### Page element annotations
# # # #

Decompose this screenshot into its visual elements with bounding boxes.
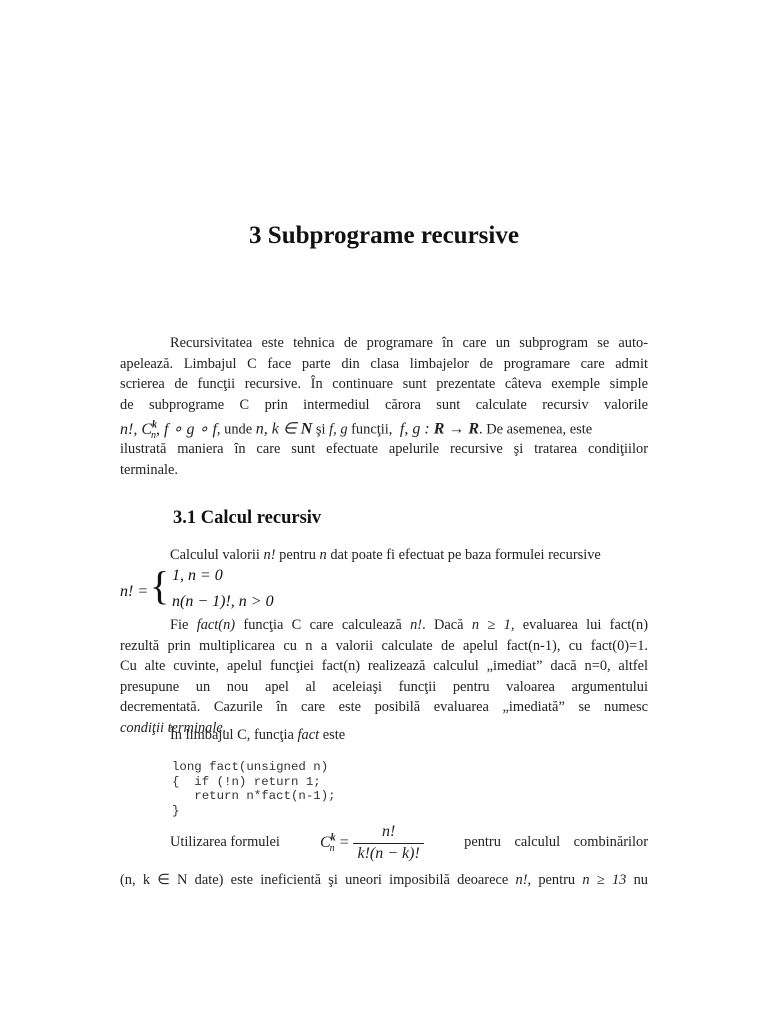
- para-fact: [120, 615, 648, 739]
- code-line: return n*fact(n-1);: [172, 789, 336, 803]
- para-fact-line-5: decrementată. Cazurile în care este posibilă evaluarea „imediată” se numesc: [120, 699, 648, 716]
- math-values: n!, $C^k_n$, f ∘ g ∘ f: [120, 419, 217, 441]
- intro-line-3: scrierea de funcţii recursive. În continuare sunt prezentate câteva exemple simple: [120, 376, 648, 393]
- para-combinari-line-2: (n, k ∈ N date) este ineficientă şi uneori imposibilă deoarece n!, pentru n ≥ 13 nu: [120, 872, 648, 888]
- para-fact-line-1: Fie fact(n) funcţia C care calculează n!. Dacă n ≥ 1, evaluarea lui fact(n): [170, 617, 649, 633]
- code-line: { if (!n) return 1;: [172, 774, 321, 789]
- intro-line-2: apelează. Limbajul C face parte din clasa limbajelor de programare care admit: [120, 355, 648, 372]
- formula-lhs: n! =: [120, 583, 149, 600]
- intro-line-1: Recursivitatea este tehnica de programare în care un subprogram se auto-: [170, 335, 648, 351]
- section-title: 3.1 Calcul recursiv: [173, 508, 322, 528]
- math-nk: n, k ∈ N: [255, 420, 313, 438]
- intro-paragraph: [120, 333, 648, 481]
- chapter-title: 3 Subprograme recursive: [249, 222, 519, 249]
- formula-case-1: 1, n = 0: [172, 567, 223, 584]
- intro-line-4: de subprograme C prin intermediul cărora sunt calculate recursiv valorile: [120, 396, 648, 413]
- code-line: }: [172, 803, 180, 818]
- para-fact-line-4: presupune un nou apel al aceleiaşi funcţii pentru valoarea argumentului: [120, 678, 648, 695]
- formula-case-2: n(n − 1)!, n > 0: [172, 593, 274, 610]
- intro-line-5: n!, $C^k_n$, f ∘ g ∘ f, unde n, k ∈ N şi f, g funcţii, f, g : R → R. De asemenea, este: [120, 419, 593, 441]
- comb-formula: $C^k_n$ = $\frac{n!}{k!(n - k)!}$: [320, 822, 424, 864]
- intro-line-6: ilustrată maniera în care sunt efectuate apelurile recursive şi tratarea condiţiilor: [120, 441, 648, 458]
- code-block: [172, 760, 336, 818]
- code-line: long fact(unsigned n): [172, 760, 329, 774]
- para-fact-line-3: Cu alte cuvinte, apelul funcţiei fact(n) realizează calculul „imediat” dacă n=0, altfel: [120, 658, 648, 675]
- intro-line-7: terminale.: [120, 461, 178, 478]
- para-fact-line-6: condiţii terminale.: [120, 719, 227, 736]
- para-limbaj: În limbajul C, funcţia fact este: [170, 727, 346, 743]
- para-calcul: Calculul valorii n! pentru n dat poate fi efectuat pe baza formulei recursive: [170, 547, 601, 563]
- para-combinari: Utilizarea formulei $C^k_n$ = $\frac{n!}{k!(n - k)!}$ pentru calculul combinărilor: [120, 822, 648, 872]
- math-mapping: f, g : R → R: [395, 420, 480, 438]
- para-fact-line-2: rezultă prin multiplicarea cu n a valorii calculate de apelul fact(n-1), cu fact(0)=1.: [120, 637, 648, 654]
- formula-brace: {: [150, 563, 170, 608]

# # # #

### Short exercise
Turn the entries from the line containing "- para-fact: [120, 615, 648, 739]" through the line containing "- para-combinari-line-2: (n, k", both included, into a numbered list, leaving out any blank lines.

### Result below
1. - para-fact: [120, 615, 648, 739]
2. - code-line: return n*fact(n-1);: [172, 789, 336, 803]
3. - para-fact-line-5: decrementată. Cazurile în care este posibilă evaluarea „imediată” se numesc: [120, 699, 648, 716]
4. - math-values: n!, $C^k_n$, f ∘ g ∘ f: [120, 419, 217, 441]
5. - intro-line-3: scrierea de funcţii recursive. În continuare sunt prezentate câteva exemple simple: [120, 376, 648, 393]
6. - para-combinari-line-2: (n, k ∈ N date) este ineficientă şi uneori imposibilă deoarece n!, pentru n ≥ 13 nu: [120, 872, 648, 888]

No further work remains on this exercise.